#### 本文抜粋:
....

Q:それまで、この霧幻峡でカヤックをしたことは?

 それがないんです(笑)。でも金山町を訪れた時に見た、雄大な只見川や沼沢湖で「私が思い描くカヤックツアーが開催ができるのでは」との直感はありました。移住して間もなく、今の場所からカヤックで只見川に漕ぎだしてみたところ、雄大な奥会津の大自然パノラマを水面より堪能できたんです。五感で自然を感じられたことが「カヤックツアーができる!」との確信に変わりました。
 この場所は300年間の歴史を紡ぐ三更集落がかつて存在していた地域で、その集落の移動手段として和船が利用されていました。それを地元の方々が「霧幻峡の渡し」という観光和船ツアーとして提供しています。そういった地元の方々と共存していくことで、カヤックツアーも可能ではないかと思っていました。

Q:始めるまで、もしくは始めてから失敗などはありましたか?

 失敗ではないですが、2023年のゴールデンウイークにカヤックツアーを開始する予定で、福島県内のテレビ局も事前に取材に来て放映日も決まっていましたが、私が直前に急病で倒れて救急車で会津若松市内の病院に搬送され、手術、入院することになりました。そのためテレビ放映も中止になり、昨シーズンのカヤックツアー開始は2ケ月後の7月からとなりました。
 しかしながら、30組約80数名の参加があり、奥会津をカヤックで堪能できたことで、ほぼ100%のお客様に満足いただけました。開催エリアとして正に理想の場所でしたので、これも失敗ではなかったですね。
 昨年の申込先はホームページと電話受付のみでしたので、今年はいろんなアクティビティ申込ポータルサイトに情報を出していこうと思っています。

季節と共に移りゆく景色も楽しめる
Q:これから、どんな展開をしていきたいですか?

 カヤック事業は土日や連休などを中心に、拡大していきたいと思っています。なんといっても、このロケーションが最大の財産なので、地域の方々と一緒に霧幻峡を大事にしながら地域を盛り上げていきたいと思います。

....

#### 元データ:

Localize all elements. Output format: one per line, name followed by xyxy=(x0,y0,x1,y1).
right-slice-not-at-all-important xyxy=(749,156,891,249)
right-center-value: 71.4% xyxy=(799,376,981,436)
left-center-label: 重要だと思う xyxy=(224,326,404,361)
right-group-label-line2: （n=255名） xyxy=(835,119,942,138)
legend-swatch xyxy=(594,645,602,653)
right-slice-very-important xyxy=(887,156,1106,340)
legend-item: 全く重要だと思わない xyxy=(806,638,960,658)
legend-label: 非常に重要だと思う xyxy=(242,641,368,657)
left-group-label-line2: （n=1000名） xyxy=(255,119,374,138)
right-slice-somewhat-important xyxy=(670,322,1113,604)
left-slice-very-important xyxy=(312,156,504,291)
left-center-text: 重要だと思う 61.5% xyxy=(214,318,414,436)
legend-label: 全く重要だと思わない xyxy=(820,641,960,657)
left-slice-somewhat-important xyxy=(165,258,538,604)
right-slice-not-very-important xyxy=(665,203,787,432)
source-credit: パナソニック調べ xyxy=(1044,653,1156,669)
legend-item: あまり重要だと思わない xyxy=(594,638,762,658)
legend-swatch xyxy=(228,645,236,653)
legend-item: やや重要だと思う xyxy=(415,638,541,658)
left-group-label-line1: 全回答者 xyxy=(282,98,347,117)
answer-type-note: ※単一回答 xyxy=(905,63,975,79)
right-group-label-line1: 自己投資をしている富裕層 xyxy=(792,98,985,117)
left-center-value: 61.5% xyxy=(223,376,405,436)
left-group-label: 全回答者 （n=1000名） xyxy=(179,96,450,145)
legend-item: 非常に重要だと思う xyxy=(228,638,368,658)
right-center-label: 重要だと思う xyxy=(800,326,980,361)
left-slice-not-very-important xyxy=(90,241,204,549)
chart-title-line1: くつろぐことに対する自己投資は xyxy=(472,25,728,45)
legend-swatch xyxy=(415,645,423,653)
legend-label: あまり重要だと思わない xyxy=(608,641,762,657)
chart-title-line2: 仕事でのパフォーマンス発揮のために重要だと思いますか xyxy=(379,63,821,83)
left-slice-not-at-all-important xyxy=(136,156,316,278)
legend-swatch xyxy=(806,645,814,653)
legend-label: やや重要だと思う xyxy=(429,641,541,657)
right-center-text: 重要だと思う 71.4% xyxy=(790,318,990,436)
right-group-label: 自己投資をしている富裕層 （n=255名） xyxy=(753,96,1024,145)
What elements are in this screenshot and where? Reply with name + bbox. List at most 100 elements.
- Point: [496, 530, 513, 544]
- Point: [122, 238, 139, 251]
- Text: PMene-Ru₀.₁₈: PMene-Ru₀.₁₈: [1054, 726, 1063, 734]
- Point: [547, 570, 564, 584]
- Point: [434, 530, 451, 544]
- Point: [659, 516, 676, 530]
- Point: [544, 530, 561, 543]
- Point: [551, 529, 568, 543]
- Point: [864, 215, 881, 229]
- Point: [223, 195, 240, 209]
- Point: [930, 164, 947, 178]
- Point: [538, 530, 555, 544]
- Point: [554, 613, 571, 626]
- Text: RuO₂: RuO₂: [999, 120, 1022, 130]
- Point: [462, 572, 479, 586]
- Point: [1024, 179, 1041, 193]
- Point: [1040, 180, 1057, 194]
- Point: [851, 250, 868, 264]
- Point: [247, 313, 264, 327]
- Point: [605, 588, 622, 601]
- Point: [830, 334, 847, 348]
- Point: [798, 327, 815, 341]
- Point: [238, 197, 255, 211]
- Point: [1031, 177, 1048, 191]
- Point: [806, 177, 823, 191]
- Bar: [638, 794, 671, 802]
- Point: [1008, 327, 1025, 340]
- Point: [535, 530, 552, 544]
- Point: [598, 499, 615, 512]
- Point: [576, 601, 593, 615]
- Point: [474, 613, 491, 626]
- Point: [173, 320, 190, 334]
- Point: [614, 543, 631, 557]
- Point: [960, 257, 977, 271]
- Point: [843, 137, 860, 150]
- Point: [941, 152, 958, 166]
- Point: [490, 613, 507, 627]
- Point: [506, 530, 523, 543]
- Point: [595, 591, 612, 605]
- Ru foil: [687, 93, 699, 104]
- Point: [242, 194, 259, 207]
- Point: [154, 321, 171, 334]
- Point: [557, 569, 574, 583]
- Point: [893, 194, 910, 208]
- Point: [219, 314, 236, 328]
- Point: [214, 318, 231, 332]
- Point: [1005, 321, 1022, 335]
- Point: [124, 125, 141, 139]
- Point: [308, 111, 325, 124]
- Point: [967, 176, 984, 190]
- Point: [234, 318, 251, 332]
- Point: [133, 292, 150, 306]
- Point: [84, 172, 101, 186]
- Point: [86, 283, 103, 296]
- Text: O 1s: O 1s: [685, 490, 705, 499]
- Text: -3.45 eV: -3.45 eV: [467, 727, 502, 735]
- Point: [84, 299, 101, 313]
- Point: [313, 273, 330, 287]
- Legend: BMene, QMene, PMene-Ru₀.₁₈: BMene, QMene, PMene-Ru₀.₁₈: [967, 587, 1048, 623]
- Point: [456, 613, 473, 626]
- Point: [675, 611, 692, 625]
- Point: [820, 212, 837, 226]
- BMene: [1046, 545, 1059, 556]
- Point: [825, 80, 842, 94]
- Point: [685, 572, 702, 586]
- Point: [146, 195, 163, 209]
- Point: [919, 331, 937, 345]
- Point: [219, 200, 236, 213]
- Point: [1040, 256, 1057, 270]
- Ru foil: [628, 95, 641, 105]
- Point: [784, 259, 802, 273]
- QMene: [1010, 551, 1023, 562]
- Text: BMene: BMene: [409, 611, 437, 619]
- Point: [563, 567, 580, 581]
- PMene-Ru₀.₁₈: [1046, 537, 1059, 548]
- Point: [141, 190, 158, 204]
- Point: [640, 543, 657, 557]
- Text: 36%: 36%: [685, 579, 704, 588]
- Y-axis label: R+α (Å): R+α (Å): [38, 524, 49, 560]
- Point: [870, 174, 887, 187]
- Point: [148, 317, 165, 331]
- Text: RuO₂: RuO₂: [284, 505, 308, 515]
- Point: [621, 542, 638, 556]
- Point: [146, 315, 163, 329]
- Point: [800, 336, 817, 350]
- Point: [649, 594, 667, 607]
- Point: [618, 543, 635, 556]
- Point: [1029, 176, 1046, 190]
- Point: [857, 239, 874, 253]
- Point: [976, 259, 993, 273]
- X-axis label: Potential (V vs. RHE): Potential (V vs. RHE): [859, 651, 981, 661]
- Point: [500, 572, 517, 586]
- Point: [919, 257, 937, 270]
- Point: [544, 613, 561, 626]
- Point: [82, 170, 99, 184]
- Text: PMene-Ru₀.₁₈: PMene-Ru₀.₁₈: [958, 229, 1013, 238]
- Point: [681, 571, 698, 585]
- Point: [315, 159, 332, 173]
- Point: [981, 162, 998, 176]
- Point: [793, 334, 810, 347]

....

#### 課題のねらい:
霧幻峡のカヤックツアーについてのインタビューの本文を、最後の文の後から書き継いでください。

#### 解答欄:
 それとは別に平日に展開しようと始めた事業に、2万個の「楽つみ木」を使った、楽つみ木ワークショップがあります。このワークショップは、子どもたちの生きる力を引き出すことや、学生や大人のチームビルディングやグループワークトレーニングなどにも活用していただける素材です。このワークショップなどを出前形式で子育て施設や教育関係、企業、イベントなどで展開できればと思います。

Q:最後にこれから起業する人に一言お願いします。

 やりたいことがあるならば、思い続けることは大事だと思います。どうすればできるかを考えながら、ぜひともやりたいことにチャレンジしてください。
 起業は大変なことも多いですが、最終的には楽しいと、私は思うので恐れずにトライしてください。

アクティビティ奥会津

住所:福島県大沼郡金山町大栗山雨沼2587-2
電話:090-3363-2230

取材者の声

  •  スポーツはまるでダメな私ですが、なんと成り行きで「人生初カヤック体験」を楽しんでしまいました。
     「川の中で自分が行きたい方向に行ける」という体験は、手漕ぎのボートでクルクル回って進めなかった私にとって夢のような時間です。結果として、とても楽しい90分を過ごせました。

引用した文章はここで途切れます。